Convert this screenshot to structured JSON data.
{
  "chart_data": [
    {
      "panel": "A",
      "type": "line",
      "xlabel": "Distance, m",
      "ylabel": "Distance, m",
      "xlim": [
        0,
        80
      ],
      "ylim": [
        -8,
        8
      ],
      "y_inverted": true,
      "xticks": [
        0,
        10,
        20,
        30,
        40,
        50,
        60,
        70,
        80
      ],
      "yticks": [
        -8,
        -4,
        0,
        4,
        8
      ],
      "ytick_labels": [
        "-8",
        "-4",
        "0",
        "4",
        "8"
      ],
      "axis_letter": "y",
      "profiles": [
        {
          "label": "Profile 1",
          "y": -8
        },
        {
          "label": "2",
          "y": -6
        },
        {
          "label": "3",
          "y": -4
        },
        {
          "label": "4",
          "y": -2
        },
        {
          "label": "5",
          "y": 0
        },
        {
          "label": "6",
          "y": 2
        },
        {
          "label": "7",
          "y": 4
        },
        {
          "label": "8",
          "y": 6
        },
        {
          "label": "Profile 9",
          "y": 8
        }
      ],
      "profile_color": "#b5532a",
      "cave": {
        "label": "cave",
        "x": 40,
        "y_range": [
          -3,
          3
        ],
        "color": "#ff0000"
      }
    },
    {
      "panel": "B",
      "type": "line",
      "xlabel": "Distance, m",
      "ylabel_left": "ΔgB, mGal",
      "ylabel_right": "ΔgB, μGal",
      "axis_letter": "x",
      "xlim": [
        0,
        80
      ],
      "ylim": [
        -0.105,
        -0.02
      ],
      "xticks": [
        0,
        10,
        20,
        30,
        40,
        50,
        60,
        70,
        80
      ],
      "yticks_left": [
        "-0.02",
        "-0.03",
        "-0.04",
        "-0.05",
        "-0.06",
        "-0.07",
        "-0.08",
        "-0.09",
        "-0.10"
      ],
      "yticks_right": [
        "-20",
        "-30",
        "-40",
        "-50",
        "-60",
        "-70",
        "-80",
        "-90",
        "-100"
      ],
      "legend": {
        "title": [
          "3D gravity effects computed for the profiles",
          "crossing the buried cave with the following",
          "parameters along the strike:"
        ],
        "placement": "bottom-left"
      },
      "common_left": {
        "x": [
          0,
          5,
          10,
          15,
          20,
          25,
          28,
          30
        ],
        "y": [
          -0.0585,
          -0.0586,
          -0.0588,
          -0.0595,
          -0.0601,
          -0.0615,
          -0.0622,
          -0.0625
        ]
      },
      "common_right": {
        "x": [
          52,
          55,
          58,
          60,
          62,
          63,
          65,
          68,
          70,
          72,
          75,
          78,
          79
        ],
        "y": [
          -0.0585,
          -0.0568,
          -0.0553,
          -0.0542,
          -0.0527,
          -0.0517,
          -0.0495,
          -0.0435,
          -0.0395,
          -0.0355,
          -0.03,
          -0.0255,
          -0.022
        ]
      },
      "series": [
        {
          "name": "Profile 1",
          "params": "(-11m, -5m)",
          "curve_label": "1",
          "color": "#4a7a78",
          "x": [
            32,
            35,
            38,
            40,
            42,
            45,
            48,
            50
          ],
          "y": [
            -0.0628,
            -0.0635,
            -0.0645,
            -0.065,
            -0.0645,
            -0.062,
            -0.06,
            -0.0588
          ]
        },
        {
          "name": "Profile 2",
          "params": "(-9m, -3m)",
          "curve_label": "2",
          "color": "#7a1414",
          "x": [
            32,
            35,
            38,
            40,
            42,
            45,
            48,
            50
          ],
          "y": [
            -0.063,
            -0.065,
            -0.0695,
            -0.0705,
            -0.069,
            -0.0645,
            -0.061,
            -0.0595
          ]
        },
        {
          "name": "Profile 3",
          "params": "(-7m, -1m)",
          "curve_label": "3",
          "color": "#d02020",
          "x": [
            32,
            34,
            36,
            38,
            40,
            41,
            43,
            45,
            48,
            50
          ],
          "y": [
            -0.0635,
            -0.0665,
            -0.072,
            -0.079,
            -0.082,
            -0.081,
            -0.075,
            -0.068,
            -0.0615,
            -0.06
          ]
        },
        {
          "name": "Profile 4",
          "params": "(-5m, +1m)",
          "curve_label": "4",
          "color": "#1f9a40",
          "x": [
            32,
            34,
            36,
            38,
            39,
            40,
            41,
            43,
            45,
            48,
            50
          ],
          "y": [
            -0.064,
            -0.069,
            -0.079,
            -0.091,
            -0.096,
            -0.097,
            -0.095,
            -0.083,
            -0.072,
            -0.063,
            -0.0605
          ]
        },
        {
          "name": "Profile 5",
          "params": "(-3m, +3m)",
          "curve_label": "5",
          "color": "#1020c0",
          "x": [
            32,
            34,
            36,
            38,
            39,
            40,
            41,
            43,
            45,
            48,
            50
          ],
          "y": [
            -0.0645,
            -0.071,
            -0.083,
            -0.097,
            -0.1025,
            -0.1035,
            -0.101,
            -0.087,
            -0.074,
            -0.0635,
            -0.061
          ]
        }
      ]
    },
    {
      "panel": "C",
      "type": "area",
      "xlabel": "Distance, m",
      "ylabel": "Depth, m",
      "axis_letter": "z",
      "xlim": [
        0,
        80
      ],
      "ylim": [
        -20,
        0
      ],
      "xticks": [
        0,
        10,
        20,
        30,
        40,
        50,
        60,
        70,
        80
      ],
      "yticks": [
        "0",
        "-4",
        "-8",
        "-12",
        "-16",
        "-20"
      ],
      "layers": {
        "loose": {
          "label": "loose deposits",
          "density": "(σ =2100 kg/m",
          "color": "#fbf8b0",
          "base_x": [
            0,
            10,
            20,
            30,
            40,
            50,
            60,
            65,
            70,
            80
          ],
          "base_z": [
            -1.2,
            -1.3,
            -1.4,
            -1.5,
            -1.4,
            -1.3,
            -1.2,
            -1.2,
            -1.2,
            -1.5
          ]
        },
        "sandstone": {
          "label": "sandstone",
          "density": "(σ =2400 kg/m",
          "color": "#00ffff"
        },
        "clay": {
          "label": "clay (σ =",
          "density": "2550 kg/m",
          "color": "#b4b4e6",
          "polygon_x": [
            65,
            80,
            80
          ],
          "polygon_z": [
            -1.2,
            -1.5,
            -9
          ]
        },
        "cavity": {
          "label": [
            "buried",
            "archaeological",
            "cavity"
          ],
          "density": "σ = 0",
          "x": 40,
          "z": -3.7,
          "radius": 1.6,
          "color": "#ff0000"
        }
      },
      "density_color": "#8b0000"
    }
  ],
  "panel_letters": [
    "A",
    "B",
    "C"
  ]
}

→ **The problem**: Using the entries above, find all lines with "profiles". Copy them.

→ **Written answer**:
      "profiles": [
          "3D gravity effects computed for the profiles",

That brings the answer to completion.